Written task:
In the entries that follow, how many lines contain "informiert"? Answer with the number only.

Data lines:
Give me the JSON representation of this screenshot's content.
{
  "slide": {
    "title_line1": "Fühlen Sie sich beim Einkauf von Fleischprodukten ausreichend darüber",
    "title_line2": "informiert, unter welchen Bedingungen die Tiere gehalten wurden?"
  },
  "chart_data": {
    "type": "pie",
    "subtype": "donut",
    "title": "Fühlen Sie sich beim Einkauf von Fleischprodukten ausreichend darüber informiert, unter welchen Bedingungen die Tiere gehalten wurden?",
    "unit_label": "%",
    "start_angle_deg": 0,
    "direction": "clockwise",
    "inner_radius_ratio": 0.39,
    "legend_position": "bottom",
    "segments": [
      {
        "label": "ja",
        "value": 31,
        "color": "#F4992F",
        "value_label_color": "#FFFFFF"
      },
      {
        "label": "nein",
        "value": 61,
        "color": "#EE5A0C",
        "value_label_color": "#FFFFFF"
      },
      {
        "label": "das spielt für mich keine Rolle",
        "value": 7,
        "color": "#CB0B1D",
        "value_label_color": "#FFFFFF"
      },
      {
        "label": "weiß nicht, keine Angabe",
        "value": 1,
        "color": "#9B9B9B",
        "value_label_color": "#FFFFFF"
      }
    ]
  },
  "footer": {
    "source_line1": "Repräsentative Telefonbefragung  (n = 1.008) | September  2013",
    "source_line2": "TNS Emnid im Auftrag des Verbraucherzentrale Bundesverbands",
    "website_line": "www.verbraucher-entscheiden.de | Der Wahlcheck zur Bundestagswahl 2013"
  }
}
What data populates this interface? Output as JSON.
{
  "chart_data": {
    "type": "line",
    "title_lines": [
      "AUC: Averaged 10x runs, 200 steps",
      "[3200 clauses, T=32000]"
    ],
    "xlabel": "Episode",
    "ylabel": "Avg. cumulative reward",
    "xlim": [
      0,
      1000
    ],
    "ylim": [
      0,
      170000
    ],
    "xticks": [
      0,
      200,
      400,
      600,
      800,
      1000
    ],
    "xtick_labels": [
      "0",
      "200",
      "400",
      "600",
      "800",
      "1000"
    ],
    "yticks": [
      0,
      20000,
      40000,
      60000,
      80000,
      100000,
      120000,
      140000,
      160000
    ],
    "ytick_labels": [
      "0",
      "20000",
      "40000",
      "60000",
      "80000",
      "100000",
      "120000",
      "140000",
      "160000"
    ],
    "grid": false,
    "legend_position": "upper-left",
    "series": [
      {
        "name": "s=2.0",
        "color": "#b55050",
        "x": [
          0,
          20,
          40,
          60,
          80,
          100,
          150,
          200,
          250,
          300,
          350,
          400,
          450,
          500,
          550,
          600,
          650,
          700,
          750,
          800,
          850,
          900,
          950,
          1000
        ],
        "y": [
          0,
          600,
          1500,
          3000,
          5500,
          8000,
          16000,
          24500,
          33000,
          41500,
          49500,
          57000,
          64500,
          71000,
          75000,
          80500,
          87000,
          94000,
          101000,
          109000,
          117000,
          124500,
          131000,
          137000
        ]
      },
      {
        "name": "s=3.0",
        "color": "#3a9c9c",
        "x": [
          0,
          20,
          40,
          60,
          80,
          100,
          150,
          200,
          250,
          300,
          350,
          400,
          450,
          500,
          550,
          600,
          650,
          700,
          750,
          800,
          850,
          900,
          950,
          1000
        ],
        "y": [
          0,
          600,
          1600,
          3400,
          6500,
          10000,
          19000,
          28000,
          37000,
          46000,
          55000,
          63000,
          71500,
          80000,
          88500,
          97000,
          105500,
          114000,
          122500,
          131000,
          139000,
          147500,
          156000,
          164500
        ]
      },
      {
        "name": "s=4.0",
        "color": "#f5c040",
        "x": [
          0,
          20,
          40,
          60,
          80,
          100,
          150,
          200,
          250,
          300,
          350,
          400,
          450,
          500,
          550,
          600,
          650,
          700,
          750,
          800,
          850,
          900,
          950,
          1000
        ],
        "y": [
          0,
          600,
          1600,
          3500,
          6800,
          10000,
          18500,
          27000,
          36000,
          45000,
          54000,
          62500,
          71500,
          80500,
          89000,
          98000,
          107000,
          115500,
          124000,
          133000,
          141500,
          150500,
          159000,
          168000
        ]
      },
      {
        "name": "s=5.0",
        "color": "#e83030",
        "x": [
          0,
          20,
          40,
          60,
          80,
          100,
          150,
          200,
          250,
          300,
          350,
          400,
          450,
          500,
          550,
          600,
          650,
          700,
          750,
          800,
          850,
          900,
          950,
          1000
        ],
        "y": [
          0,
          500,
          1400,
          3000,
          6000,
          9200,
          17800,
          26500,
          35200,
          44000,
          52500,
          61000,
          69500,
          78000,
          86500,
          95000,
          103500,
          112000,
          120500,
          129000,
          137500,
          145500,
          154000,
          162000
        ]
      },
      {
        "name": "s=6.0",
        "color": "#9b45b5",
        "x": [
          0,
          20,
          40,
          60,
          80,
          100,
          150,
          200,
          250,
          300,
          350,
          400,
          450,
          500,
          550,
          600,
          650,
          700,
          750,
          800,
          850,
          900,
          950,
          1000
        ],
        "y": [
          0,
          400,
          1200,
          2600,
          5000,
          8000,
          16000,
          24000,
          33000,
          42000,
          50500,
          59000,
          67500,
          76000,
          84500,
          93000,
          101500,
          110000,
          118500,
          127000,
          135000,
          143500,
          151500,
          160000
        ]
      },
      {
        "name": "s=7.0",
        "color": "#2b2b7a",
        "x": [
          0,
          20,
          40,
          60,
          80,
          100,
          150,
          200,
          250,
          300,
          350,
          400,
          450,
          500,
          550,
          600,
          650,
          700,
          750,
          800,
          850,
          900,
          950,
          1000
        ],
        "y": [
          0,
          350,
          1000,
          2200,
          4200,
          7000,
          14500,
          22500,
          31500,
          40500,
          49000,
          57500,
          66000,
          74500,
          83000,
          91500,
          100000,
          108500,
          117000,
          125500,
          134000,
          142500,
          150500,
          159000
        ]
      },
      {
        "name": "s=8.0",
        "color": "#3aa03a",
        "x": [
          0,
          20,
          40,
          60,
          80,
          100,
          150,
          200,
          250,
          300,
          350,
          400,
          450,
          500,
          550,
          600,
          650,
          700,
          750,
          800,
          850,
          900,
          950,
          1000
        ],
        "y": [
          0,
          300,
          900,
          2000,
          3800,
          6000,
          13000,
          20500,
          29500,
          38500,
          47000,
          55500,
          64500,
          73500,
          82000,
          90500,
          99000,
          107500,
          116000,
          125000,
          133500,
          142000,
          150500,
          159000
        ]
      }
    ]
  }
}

Task output:
2